***** Record list *****

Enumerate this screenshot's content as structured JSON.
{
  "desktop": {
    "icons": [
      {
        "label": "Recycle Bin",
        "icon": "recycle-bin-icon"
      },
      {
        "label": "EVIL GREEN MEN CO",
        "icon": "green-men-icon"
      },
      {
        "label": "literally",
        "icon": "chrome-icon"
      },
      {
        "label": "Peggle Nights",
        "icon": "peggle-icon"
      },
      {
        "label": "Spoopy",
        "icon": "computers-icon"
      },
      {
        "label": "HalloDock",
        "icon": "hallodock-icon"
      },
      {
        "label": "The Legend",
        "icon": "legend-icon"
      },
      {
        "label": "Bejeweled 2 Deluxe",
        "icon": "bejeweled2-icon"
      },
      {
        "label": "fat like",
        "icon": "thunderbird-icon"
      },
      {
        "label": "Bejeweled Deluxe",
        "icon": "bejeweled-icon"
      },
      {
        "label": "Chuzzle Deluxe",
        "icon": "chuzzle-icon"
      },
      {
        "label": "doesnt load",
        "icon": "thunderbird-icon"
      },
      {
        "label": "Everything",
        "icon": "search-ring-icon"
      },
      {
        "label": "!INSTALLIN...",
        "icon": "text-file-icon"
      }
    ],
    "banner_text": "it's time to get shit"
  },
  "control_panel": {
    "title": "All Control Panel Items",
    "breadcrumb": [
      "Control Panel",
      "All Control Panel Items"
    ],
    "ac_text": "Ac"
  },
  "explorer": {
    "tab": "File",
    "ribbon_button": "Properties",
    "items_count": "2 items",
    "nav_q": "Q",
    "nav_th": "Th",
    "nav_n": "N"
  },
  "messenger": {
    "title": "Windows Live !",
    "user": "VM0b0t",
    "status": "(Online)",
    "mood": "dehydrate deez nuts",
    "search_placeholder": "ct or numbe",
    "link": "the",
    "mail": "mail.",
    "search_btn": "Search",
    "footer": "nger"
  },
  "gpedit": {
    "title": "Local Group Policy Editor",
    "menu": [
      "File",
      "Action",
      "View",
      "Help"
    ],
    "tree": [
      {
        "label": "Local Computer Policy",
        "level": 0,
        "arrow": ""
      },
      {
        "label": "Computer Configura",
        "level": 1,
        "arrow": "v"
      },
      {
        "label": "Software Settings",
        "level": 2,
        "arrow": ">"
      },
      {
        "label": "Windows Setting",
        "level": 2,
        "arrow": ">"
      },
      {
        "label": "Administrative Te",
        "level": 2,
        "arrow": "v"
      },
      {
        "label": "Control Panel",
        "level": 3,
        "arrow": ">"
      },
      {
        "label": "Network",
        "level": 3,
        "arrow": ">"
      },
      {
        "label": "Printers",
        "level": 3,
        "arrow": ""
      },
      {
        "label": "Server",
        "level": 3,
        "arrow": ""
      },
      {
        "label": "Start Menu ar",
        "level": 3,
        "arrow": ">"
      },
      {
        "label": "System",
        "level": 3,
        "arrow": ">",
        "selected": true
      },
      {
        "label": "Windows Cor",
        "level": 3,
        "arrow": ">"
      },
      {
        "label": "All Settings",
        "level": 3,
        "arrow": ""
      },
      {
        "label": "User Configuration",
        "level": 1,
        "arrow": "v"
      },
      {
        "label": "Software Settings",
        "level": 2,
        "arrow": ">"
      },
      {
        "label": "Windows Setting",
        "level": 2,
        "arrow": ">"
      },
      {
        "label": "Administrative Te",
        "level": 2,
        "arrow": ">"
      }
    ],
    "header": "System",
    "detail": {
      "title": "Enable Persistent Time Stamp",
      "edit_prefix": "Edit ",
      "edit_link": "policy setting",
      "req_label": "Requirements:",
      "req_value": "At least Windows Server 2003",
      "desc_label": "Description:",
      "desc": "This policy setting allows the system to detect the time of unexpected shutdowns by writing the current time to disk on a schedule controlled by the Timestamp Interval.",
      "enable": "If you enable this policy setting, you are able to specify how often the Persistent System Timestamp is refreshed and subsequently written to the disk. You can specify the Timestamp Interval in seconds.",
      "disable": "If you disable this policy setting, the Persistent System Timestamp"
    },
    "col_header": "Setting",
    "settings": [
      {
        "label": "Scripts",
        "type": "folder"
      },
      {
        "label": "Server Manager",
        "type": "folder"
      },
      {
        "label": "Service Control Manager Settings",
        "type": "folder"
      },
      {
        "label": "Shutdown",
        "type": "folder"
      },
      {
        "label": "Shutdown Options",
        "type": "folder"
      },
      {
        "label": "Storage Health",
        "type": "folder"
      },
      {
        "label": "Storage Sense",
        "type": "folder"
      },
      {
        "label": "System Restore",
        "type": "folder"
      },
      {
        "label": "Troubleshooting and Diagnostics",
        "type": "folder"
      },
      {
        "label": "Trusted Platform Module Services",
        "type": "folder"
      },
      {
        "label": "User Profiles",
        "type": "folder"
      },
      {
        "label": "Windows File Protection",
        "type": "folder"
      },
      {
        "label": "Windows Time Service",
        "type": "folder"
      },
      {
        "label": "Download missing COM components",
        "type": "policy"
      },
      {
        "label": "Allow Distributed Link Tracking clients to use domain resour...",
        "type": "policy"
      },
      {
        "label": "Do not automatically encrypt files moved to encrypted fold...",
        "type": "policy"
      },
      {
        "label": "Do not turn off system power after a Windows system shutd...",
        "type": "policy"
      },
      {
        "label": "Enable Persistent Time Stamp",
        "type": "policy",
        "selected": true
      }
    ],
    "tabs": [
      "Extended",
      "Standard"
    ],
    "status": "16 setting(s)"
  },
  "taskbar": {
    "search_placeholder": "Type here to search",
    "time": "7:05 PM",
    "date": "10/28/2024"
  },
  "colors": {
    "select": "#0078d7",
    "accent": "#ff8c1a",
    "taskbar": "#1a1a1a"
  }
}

*****

> [The problem]: Transcribe the data. Leave every line exactly as it is.

> [Reply]:
Enumerate this screenshot's content as structured JSON.
{
  "desktop": {
    "icons": [
      {
        "label": "Recycle Bin",
        "icon": "recycle-bin-icon"
      },
      {
        "label": "EVIL GREEN MEN CO",
        "icon": "green-men-icon"
      },
      {
        "label": "literally",
        "icon": "chrome-icon"
      },
      {
        "label": "Peggle Nights",
        "icon": "peggle-icon"
      },
      {
        "label": "Spoopy",
        "icon": "computers-icon"
      },
      {
        "label": "HalloDock",
        "icon": "hallodock-icon"
      },
      {
        "label": "The Legend",
        "icon": "legend-icon"
      },
      {
        "label": "Bejeweled 2 Deluxe",
        "icon": "bejeweled2-icon"
      },
      {
        "label": "fat like",
        "icon": "thunderbird-icon"
      },
      {
        "label": "Bejeweled Deluxe",
        "icon": "bejeweled-icon"
      },
      {
        "label": "Chuzzle Deluxe",
        "icon": "chuzzle-icon"
      },
      {
        "label": "doesnt load",
        "icon": "thunderbird-icon"
      },
      {
        "label": "Everything",
        "icon": "search-ring-icon"
      },
      {
        "label": "!INSTALLIN...",
        "icon": "text-file-icon"
      }
    ],
    "banner_text": "it's time to get shit"
  },
  "control_panel": {
    "title": "All Control Panel Items",
    "breadcrumb": [
      "Control Panel",
      "All Control Panel Items"
    ],
    "ac_text": "Ac"
  },
  "explorer": {
    "tab": "File",
    "ribbon_button": "Properties",
    "items_count": "2 items",
    "nav_q": "Q",
    "nav_th": "Th",
    "nav_n": "N"
  },
  "messenger": {
    "title": "Windows Live !",
    "user": "VM0b0t",
    "status": "(Online)",
    "mood": "dehydrate deez nuts",
    "search_placeholder": "ct or numbe",
    "link": "the",
    "mail": "mail.",
    "search_btn": "Search",
    "footer": "nger"
  },
  "gpedit": {
    "title": "Local Group Policy Editor",
    "menu": [
      "File",
      "Action",
      "View",
      "Help"
    ],
    "tree": [
      {
        "label": "Local Computer Policy",
        "level": 0,
        "arrow": ""
      },
      {
        "label": "Computer Configura",
        "level": 1,
        "arrow": "v"
      },
      {
        "label": "Software Settings",
        "level": 2,
        "arrow": ">"
      },
      {
        "label": "Windows Setting",
        "level": 2,
        "arrow": ">"
      },
      {
        "label": "Administrative Te",
        "level": 2,
        "arrow": "v"
      },
      {
        "label": "Control Panel",
        "level": 3,
        "arrow": ">"
      },
      {
        "label": "Network",
        "level": 3,
        "arrow": ">"
      },
      {
        "label": "Printers",
        "level": 3,
        "arrow": ""
      },
      {
        "label": "Server",
        "level": 3,
        "arrow": ""
      },
      {
        "label": "Start Menu ar",
        "level": 3,
        "arrow": ">"
      },
      {
        "label": "System",
        "level": 3,
        "arrow": ">",
        "selected": true
      },
      {
        "label": "Windows Cor",
        "level": 3,
        "arrow": ">"
      },
      {
        "label": "All Settings",
        "level": 3,
        "arrow": ""
      },
      {
        "label": "User Configuration",
        "level": 1,
        "arrow": "v"
      },
      {
        "label": "Software Settings",
        "level": 2,
        "arrow": ">"
      },
      {
        "label": "Windows Setting",
        "level": 2,
        "arrow": ">"
      },
      {
        "label": "Administrative Te",
        "level": 2,
        "arrow": ">"
      }
    ],
    "header": "System",
    "detail": {
      "title": "Enable Persistent Time Stamp",
      "edit_prefix": "Edit ",
      "edit_link": "policy setting",
      "req_label": "Requirements:",
      "req_value": "At least Windows Server 2003",
      "desc_label": "Description:",
      "desc": "This policy setting allows the system to detect the time of unexpected shutdowns by writing the current time to disk on a schedule controlled by the Timestamp Interval.",
      "enable": "If you enable this policy setting, you are able to specify how often the Persistent System Timestamp is refreshed and subsequently written to the disk. You can specify the Timestamp Interval in seconds.",
      "disable": "If you disable this policy setting, the Persistent System Timestamp"
    },
    "col_header": "Setting",
    "settings": [
      {
        "label": "Scripts",
        "type": "folder"
      },
      {
        "label": "Server Manager",
        "type": "folder"
      },
      {
        "label": "Service Control Manager Settings",
        "type": "folder"
      },
      {
        "label": "Shutdown",
        "type": "folder"
      },
      {
        "label": "Shutdown Options",
        "type": "folder"
      },
      {
        "label": "Storage Health",
        "type": "folder"
      },
      {
        "label": "Storage Sense",
        "type": "folder"
      },
      {
        "label": "System Restore",
        "type": "folder"
      },
      {
        "label": "Troubleshooting and Diagnostics",
        "type": "folder"
      },
      {
        "label": "Trusted Platform Module Services",
        "type": "folder"
      },
      {
        "label": "User Profiles",
        "type": "folder"
      },
      {
        "label": "Windows File Protection",
        "type": "folder"
      },
      {
        "label": "Windows Time Service",
        "type": "folder"
      },
      {
        "label": "Download missing COM components",
        "type": "policy"
      },
      {
        "label": "Allow Distributed Link Tracking clients to use domain resour...",
        "type": "policy"
      },
      {
        "label": "Do not automatically encrypt files moved to encrypted fold...",
        "type": "policy"
      },
      {
        "label": "Do not turn off system power after a Windows system shutd...",
        "type": "policy"
      },
      {
        "label": "Enable Persistent Time Stamp",
        "type": "policy",
        "selected": true
      }
    ],
    "tabs": [
      "Extended",
      "Standard"
    ],
    "status": "16 setting(s)"
  },
  "taskbar": {
    "search_placeholder": "Type here to search",
    "time": "7:05 PM",
    "date": "10/28/2024"
  },
  "colors": {
    "select": "#0078d7",
    "accent": "#ff8c1a",
    "taskbar": "#1a1a1a"
  }
}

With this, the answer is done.